• [WHAT YOU NEED TO DO]: Copy each line exactly. Leave nothing out.

• [PROVIDED DATA]:
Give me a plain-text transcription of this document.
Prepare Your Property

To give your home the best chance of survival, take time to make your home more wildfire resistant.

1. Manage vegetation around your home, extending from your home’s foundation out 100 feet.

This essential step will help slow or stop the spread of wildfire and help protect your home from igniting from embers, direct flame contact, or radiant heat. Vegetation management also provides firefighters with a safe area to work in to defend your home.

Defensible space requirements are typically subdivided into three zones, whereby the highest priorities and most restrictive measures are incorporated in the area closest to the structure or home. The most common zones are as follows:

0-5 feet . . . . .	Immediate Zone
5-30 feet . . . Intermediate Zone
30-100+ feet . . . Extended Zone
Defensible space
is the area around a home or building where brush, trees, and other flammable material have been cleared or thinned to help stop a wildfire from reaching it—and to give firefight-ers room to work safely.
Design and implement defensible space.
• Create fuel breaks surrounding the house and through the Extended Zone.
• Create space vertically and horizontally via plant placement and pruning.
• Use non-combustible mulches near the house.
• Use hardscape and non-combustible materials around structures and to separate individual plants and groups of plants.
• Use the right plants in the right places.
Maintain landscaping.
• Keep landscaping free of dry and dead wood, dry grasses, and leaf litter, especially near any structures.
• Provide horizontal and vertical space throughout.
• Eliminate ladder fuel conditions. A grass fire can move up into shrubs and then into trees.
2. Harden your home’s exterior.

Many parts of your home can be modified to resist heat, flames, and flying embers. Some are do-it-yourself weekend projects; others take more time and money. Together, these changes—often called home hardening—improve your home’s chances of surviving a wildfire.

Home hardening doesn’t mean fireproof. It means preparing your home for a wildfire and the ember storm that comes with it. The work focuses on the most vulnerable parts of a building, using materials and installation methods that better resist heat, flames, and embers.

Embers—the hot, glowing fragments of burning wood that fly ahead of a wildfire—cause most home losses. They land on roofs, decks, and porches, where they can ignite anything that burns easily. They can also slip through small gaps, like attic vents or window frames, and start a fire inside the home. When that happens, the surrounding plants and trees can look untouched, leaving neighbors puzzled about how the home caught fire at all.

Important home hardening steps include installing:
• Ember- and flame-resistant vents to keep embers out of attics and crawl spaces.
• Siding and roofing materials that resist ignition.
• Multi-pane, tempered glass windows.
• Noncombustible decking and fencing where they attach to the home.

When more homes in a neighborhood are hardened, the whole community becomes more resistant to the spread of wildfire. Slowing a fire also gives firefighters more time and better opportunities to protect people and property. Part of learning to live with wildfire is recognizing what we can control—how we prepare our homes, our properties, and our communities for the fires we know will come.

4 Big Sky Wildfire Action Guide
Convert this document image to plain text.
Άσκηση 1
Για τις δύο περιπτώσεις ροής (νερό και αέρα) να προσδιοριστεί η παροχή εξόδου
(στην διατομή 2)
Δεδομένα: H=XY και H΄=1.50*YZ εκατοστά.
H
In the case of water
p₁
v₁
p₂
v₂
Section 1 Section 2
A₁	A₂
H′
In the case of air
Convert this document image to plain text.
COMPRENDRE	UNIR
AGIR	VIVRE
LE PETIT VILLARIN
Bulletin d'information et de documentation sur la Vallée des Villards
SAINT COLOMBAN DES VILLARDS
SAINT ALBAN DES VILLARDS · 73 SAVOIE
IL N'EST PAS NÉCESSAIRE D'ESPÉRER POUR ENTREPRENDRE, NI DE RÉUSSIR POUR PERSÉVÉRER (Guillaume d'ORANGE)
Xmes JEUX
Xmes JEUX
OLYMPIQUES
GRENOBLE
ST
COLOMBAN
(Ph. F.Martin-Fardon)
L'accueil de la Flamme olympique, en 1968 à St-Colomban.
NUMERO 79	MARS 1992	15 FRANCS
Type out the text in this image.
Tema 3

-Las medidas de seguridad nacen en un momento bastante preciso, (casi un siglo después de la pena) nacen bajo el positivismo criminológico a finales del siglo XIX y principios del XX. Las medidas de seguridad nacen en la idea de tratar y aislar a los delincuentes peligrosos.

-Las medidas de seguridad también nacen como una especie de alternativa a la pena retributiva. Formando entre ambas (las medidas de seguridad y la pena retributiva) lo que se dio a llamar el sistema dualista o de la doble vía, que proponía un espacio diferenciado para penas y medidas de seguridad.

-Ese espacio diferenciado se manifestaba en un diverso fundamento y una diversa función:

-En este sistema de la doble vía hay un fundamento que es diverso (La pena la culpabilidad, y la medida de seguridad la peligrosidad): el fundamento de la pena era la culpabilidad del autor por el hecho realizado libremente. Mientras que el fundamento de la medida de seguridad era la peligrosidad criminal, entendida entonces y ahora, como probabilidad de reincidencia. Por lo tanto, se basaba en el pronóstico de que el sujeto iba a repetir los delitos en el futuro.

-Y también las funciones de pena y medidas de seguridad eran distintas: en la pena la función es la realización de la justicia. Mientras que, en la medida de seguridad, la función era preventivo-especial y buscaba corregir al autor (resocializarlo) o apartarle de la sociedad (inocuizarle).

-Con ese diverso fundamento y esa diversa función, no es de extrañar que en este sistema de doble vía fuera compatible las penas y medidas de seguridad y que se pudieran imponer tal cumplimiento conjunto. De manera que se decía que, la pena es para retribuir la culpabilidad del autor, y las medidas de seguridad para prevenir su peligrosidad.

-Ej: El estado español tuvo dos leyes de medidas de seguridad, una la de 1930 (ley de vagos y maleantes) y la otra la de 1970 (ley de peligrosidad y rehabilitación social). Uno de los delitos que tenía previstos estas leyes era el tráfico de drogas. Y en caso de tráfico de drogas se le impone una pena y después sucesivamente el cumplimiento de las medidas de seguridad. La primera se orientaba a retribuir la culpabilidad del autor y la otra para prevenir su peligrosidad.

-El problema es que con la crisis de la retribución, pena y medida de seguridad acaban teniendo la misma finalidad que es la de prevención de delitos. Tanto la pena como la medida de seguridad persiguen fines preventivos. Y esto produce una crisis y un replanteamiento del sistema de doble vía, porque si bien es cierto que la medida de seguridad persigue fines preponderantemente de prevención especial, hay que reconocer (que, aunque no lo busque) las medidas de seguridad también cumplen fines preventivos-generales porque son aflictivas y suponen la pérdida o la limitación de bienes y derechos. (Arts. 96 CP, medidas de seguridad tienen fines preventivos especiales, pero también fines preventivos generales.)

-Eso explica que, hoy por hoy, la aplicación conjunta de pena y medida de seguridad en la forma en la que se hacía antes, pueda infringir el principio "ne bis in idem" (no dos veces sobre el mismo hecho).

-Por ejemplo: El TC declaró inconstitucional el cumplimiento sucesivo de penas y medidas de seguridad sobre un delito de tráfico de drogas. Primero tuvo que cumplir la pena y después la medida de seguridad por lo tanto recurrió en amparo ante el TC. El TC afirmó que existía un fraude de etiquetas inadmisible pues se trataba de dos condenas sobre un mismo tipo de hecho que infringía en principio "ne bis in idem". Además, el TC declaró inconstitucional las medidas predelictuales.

• [EXERCISE RESULT]:
Give me a plain-text transcription of this document.
Prepare Your Property

To give your home the best chance of survival, take time to make your home more wildfire resistant.

1. Manage vegetation around your home, extending from your home’s foundation out 100 feet.

This essential step will help slow or stop the spread of wildfire and help protect your home from igniting from embers, direct flame contact, or radiant heat. Vegetation management also provides firefighters with a safe area to work in to defend your home.

Defensible space requirements are typically subdivided into three zones, whereby the highest priorities and most restrictive measures are incorporated in the area closest to the structure or home. The most common zones are as follows:

0-5 feet . . . . .	Immediate Zone
5-30 feet . . . Intermediate Zone
30-100+ feet . . . Extended Zone
Defensible space
is the area around a home or building where brush, trees, and other flammable material have been cleared or thinned to help stop a wildfire from reaching it—and to give firefight-ers room to work safely.
Design and implement defensible space.
• Create fuel breaks surrounding the house and through the Extended Zone.
• Create space vertically and horizontally via plant placement and pruning.
• Use non-combustible mulches near the house.
• Use hardscape and non-combustible materials around structures and to separate individual plants and groups of plants.
• Use the right plants in the right places.
Maintain landscaping.
• Keep landscaping free of dry and dead wood, dry grasses, and leaf litter, especially near any structures.
• Provide horizontal and vertical space throughout.
• Eliminate ladder fuel conditions. A grass fire can move up into shrubs and then into trees.
2. Harden your home’s exterior.

Many parts of your home can be modified to resist heat, flames, and flying embers. Some are do-it-yourself weekend projects; others take more time and money. Together, these changes—often called home hardening—improve your home’s chances of surviving a wildfire.

Home hardening doesn’t mean fireproof. It means preparing your home for a wildfire and the ember storm that comes with it. The work focuses on the most vulnerable parts of a building, using materials and installation methods that better resist heat, flames, and embers.

Embers—the hot, glowing fragments of burning wood that fly ahead of a wildfire—cause most home losses. They land on roofs, decks, and porches, where they can ignite anything that burns easily. They can also slip through small gaps, like attic vents or window frames, and start a fire inside the home. When that happens, the surrounding plants and trees can look untouched, leaving neighbors puzzled about how the home caught fire at all.

Important home hardening steps include installing:
• Ember- and flame-resistant vents to keep embers out of attics and crawl spaces.
• Siding and roofing materials that resist ignition.
• Multi-pane, tempered glass windows.
• Noncombustible decking and fencing where they attach to the home.

When more homes in a neighborhood are hardened, the whole community becomes more resistant to the spread of wildfire. Slowing a fire also gives firefighters more time and better opportunities to protect people and property. Part of learning to live with wildfire is recognizing what we can control—how we prepare our homes, our properties, and our communities for the fires we know will come.

4 Big Sky Wildfire Action Guide
Convert this document image to plain text.
Άσκηση 1
Για τις δύο περιπτώσεις ροής (νερό και αέρα) να προσδιοριστεί η παροχή εξόδου
(στην διατομή 2)
Δεδομένα: H=XY και H΄=1.50*YZ εκατοστά.
H
In the case of water
p₁
v₁
p₂
v₂
Section 1 Section 2
A₁	A₂
H′
In the case of air
Convert this document image to plain text.
COMPRENDRE	UNIR
AGIR	VIVRE
LE PETIT VILLARIN
Bulletin d'information et de documentation sur la Vallée des Villards
SAINT COLOMBAN DES VILLARDS
SAINT ALBAN DES VILLARDS · 73 SAVOIE
IL N'EST PAS NÉCESSAIRE D'ESPÉRER POUR ENTREPRENDRE, NI DE RÉUSSIR POUR PERSÉVÉRER (Guillaume d'ORANGE)
Xmes JEUX
Xmes JEUX
OLYMPIQUES
GRENOBLE
ST
COLOMBAN
(Ph. F.Martin-Fardon)
L'accueil de la Flamme olympique, en 1968 à St-Colomban.
NUMERO 79	MARS 1992	15 FRANCS
Type out the text in this image.
Tema 3

-Las medidas de seguridad nacen en un momento bastante preciso, (casi un siglo después de la pena) nacen bajo el positivismo criminológico a finales del siglo XIX y principios del XX. Las medidas de seguridad nacen en la idea de tratar y aislar a los delincuentes peligrosos.

-Las medidas de seguridad también nacen como una especie de alternativa a la pena retributiva. Formando entre ambas (las medidas de seguridad y la pena retributiva) lo que se dio a llamar el sistema dualista o de la doble vía, que proponía un espacio diferenciado para penas y medidas de seguridad.

-Ese espacio diferenciado se manifestaba en un diverso fundamento y una diversa función:

-En este sistema de la doble vía hay un fundamento que es diverso (La pena la culpabilidad, y la medida de seguridad la peligrosidad): el fundamento de la pena era la culpabilidad del autor por el hecho realizado libremente. Mientras que el fundamento de la medida de seguridad era la peligrosidad criminal, entendida entonces y ahora, como probabilidad de reincidencia. Por lo tanto, se basaba en el pronóstico de que el sujeto iba a repetir los delitos en el futuro.

-Y también las funciones de pena y medidas de seguridad eran distintas: en la pena la función es la realización de la justicia. Mientras que, en la medida de seguridad, la función era preventivo-especial y buscaba corregir al autor (resocializarlo) o apartarle de la sociedad (inocuizarle).

-Con ese diverso fundamento y esa diversa función, no es de extrañar que en este sistema de doble vía fuera compatible las penas y medidas de seguridad y que se pudieran imponer tal cumplimiento conjunto. De manera que se decía que, la pena es para retribuir la culpabilidad del autor, y las medidas de seguridad para prevenir su peligrosidad.

-Ej: El estado español tuvo dos leyes de medidas de seguridad, una la de 1930 (ley de vagos y maleantes) y la otra la de 1970 (ley de peligrosidad y rehabilitación social). Uno de los delitos que tenía previstos estas leyes era el tráfico de drogas. Y en caso de tráfico de drogas se le impone una pena y después sucesivamente el cumplimiento de las medidas de seguridad. La primera se orientaba a retribuir la culpabilidad del autor y la otra para prevenir su peligrosidad.

-El problema es que con la crisis de la retribución, pena y medida de seguridad acaban teniendo la misma finalidad que es la de prevención de delitos. Tanto la pena como la medida de seguridad persiguen fines preventivos. Y esto produce una crisis y un replanteamiento del sistema de doble vía, porque si bien es cierto que la medida de seguridad persigue fines preponderantemente de prevención especial, hay que reconocer (que, aunque no lo busque) las medidas de seguridad también cumplen fines preventivos-generales porque son aflictivas y suponen la pérdida o la limitación de bienes y derechos. (Arts. 96 CP, medidas de seguridad tienen fines preventivos especiales, pero también fines preventivos generales.)

-Eso explica que, hoy por hoy, la aplicación conjunta de pena y medida de seguridad en la forma en la que se hacía antes, pueda infringir el principio "ne bis in idem" (no dos veces sobre el mismo hecho).

-Por ejemplo: El TC declaró inconstitucional el cumplimiento sucesivo de penas y medidas de seguridad sobre un delito de tráfico de drogas. Primero tuvo que cumplir la pena y después la medida de seguridad por lo tanto recurrió en amparo ante el TC. El TC afirmó que existía un fraude de etiquetas inadmisible pues se trataba de dos condenas sobre un mismo tipo de hecho que infringía en principio "ne bis in idem". Además, el TC declaró inconstitucional las medidas predelictuales.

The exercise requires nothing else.